» **GIVEN REQUEST**
Copy every line of the records below that holds the word "this".

** Begin DATA ROWS **

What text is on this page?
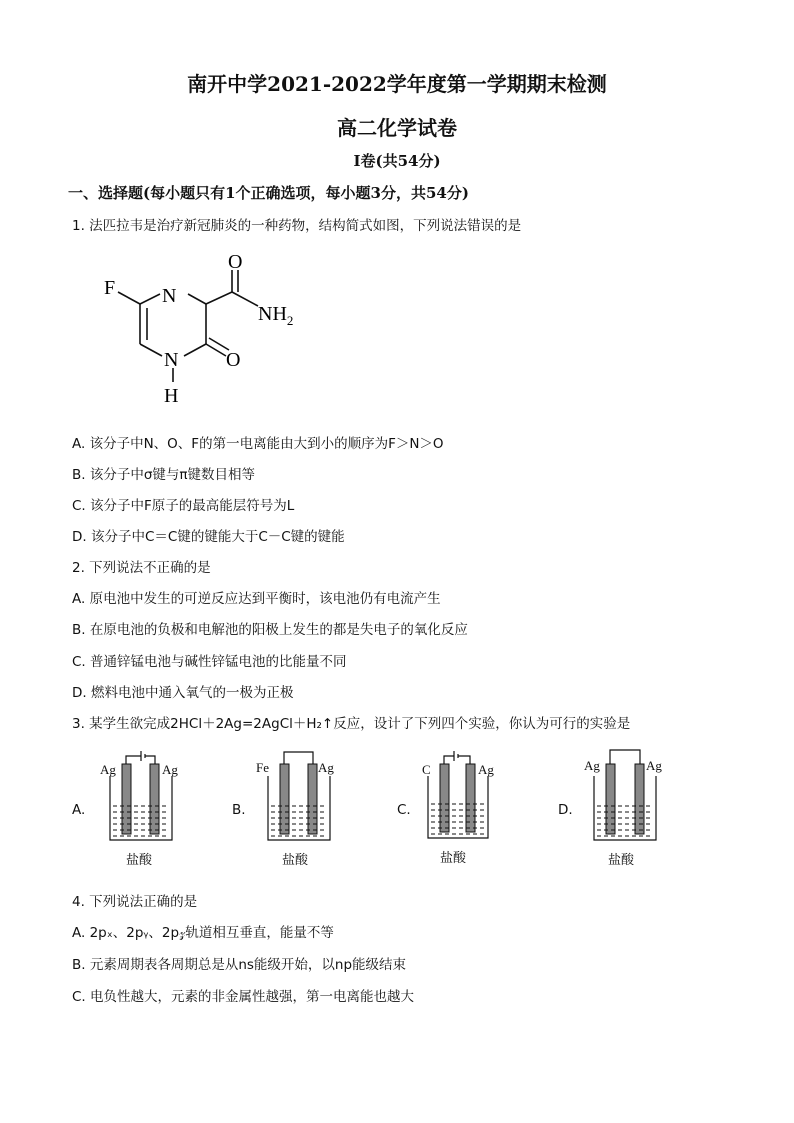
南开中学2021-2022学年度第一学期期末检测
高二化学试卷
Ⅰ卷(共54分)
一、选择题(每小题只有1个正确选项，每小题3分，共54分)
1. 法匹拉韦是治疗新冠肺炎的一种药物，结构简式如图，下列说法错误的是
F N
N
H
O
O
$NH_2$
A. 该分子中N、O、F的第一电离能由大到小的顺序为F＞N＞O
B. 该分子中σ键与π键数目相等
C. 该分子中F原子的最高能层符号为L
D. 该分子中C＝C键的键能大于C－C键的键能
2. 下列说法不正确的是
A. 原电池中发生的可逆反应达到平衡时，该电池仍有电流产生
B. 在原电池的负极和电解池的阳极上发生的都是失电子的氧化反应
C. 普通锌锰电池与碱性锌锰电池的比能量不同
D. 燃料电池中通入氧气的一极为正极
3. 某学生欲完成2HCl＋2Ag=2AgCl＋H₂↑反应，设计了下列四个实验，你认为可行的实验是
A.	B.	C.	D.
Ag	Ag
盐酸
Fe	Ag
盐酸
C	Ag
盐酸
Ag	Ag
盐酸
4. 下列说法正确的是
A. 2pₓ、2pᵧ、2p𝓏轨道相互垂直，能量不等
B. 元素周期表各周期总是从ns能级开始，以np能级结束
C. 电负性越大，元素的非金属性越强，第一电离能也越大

** End DATA ROWS **
** Begin DATA ROWS **

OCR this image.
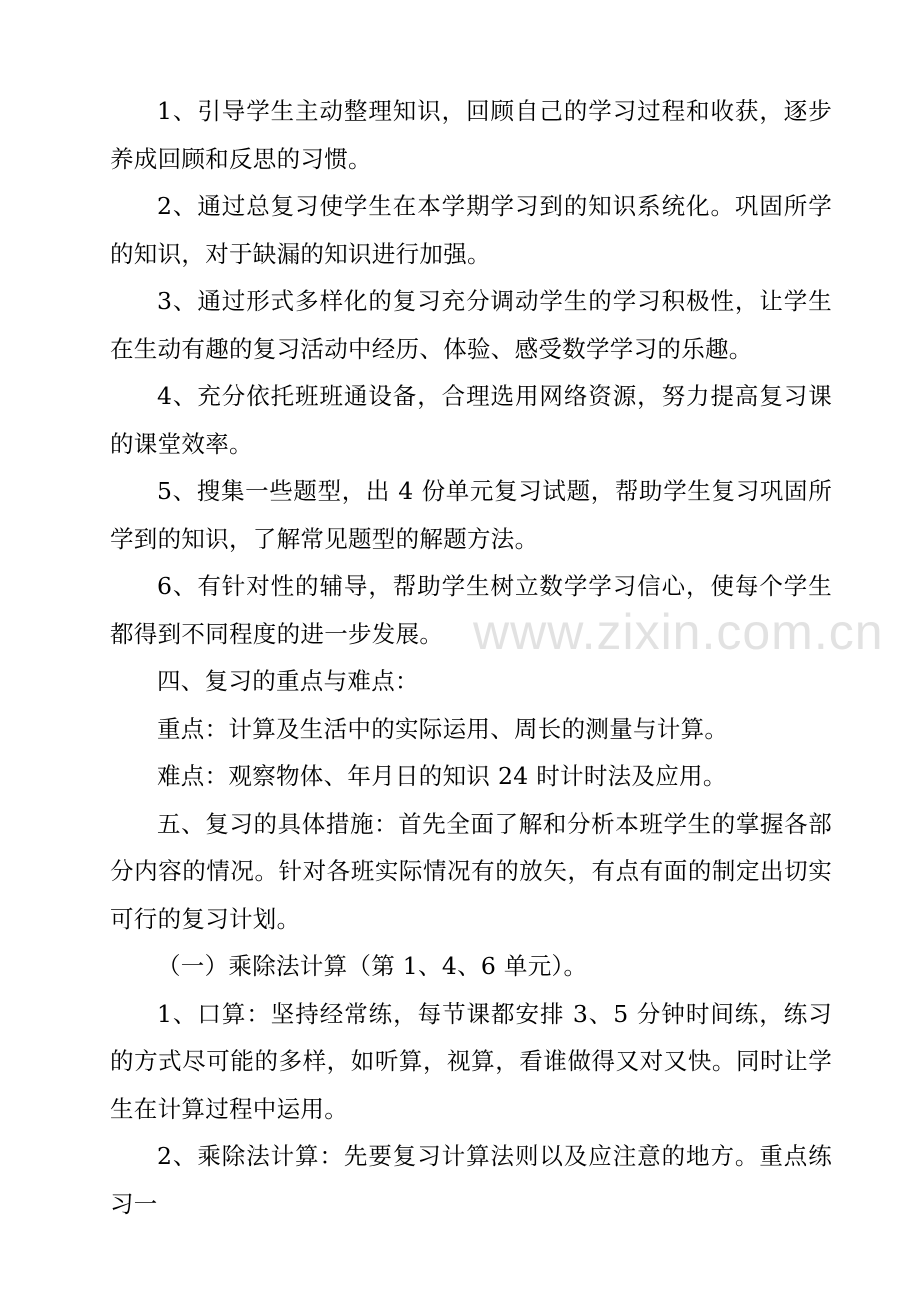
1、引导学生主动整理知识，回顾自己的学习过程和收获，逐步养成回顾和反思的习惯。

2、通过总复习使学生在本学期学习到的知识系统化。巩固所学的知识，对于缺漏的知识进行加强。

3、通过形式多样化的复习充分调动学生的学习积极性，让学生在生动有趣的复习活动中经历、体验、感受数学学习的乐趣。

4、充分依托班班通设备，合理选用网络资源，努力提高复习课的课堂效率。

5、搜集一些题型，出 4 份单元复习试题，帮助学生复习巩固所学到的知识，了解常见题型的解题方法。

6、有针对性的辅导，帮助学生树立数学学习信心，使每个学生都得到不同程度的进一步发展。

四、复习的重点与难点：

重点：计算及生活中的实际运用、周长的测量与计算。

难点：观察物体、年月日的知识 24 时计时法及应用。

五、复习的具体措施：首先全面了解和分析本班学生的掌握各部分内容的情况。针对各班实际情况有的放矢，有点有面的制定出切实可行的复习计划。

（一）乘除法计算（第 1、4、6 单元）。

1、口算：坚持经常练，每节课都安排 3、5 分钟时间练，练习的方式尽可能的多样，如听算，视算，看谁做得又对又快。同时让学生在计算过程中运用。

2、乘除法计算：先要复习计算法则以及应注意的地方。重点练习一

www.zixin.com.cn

** End DATA ROWS **

» **COMPLETE RESPONSE**
What text is on this page?
OCR this image.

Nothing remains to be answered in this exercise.